Start Record excerpts

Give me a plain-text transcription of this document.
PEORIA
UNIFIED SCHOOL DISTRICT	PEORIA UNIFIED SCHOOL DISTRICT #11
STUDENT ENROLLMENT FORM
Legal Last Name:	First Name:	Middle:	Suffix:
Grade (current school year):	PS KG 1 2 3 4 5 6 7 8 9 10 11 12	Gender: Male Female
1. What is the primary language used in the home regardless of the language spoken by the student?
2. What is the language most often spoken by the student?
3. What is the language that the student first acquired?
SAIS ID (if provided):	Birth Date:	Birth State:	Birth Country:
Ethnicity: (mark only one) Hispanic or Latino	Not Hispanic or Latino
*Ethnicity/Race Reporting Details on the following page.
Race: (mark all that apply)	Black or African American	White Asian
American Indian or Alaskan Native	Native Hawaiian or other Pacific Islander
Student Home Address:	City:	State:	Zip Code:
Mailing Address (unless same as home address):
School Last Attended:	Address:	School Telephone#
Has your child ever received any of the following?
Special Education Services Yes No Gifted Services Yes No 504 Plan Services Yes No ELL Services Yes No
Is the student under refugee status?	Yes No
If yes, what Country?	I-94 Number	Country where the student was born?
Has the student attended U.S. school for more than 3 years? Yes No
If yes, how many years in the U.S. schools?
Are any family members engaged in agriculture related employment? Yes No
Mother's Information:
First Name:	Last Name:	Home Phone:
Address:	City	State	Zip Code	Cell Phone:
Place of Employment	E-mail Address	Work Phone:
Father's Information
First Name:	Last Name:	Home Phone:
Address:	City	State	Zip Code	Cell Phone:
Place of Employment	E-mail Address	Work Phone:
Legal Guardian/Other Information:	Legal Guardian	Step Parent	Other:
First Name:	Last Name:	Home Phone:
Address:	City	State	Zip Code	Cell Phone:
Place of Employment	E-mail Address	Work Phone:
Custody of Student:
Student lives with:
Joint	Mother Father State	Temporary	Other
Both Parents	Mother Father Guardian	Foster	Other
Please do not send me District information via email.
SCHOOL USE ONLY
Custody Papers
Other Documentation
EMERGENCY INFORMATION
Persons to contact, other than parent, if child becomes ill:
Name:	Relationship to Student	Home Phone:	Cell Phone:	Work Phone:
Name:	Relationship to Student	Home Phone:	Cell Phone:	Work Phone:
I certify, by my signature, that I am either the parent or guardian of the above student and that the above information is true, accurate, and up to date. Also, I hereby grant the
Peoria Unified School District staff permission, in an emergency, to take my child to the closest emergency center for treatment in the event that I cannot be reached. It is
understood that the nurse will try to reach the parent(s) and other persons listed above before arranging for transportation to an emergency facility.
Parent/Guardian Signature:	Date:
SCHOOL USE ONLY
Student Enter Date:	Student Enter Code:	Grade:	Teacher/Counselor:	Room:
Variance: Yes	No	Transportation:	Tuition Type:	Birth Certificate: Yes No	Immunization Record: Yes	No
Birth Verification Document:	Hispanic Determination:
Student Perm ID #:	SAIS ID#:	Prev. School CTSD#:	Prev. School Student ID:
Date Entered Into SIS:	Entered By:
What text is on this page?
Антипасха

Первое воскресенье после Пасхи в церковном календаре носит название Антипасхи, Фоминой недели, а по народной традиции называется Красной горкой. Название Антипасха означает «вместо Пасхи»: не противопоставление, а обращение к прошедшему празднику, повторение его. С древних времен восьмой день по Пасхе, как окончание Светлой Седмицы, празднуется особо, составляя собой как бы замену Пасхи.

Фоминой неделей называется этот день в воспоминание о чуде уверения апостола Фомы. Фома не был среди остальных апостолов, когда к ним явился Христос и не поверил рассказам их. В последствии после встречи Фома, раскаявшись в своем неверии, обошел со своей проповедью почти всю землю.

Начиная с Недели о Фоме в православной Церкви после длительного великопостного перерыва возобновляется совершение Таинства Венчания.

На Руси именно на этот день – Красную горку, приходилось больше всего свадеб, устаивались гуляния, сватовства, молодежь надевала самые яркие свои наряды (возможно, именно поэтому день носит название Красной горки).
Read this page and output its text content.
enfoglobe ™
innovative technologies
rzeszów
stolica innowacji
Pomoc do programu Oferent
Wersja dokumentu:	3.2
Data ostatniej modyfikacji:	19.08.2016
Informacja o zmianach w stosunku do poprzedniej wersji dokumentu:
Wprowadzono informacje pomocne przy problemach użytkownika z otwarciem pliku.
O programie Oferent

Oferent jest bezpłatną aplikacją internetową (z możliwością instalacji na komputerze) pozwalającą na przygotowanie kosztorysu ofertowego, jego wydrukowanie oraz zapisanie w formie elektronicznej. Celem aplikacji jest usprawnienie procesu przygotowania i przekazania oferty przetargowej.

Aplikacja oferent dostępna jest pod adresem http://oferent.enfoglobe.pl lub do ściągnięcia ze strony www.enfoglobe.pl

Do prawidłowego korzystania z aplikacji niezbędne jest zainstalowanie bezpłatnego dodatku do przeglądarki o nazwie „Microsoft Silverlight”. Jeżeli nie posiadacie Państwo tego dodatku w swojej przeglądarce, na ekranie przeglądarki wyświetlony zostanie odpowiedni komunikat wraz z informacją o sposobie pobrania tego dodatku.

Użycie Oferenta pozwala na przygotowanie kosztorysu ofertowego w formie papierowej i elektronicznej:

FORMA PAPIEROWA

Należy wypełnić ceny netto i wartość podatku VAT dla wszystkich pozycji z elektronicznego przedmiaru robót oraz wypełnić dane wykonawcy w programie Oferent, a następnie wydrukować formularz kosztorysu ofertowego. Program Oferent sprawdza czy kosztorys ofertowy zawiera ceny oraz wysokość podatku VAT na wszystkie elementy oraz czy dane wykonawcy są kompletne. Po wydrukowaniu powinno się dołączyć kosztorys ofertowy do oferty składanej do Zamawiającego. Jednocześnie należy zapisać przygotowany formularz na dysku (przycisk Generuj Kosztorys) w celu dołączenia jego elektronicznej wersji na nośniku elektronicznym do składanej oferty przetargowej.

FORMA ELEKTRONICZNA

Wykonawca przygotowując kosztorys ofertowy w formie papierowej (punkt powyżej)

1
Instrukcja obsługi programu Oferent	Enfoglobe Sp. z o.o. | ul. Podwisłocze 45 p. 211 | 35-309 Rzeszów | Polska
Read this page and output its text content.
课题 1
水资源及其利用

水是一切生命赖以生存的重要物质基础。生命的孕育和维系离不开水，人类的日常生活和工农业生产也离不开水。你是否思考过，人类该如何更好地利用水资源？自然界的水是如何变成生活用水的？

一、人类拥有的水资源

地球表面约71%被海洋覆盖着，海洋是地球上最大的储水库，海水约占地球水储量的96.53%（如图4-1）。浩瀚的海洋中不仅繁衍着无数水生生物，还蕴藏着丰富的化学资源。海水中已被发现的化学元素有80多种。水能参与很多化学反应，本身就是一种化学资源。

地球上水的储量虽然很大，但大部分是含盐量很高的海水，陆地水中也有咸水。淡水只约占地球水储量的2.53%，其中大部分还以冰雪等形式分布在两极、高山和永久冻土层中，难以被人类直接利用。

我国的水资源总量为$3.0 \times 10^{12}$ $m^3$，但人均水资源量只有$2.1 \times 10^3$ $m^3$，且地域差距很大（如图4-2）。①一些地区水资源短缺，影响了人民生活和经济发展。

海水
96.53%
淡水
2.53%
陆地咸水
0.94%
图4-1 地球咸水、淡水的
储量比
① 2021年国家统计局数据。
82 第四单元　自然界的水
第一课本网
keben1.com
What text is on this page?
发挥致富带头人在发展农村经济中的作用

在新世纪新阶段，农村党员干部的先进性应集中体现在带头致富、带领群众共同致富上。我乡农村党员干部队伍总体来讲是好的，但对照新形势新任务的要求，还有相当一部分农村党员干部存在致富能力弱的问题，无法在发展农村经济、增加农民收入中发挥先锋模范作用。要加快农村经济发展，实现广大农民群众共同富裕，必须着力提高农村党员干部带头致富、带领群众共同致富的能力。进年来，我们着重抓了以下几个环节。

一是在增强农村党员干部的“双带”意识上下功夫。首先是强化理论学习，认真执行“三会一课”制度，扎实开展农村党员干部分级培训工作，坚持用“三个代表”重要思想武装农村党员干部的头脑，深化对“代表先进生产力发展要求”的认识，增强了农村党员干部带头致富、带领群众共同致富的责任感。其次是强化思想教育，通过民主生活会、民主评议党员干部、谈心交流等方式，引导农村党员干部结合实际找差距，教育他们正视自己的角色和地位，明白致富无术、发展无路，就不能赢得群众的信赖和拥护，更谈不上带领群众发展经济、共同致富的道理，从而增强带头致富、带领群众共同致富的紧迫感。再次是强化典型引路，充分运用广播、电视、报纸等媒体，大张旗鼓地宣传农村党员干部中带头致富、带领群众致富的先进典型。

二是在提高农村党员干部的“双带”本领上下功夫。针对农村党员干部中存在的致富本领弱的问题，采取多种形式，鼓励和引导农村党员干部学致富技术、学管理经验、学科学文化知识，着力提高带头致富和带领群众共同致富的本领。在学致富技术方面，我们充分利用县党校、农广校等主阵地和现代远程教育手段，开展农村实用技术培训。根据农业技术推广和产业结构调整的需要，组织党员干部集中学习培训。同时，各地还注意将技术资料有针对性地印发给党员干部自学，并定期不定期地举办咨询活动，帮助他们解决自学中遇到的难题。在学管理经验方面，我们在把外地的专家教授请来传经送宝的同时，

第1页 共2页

End Record excerpts

• _What to work on_
In the records above, find each line with the word "Country" and copy it.

• _Exercise answer_
SAIS ID (if provided):	Birth Date:	Birth State:	Birth Country:
If yes, what Country?	I-94 Number	Country where the student was born?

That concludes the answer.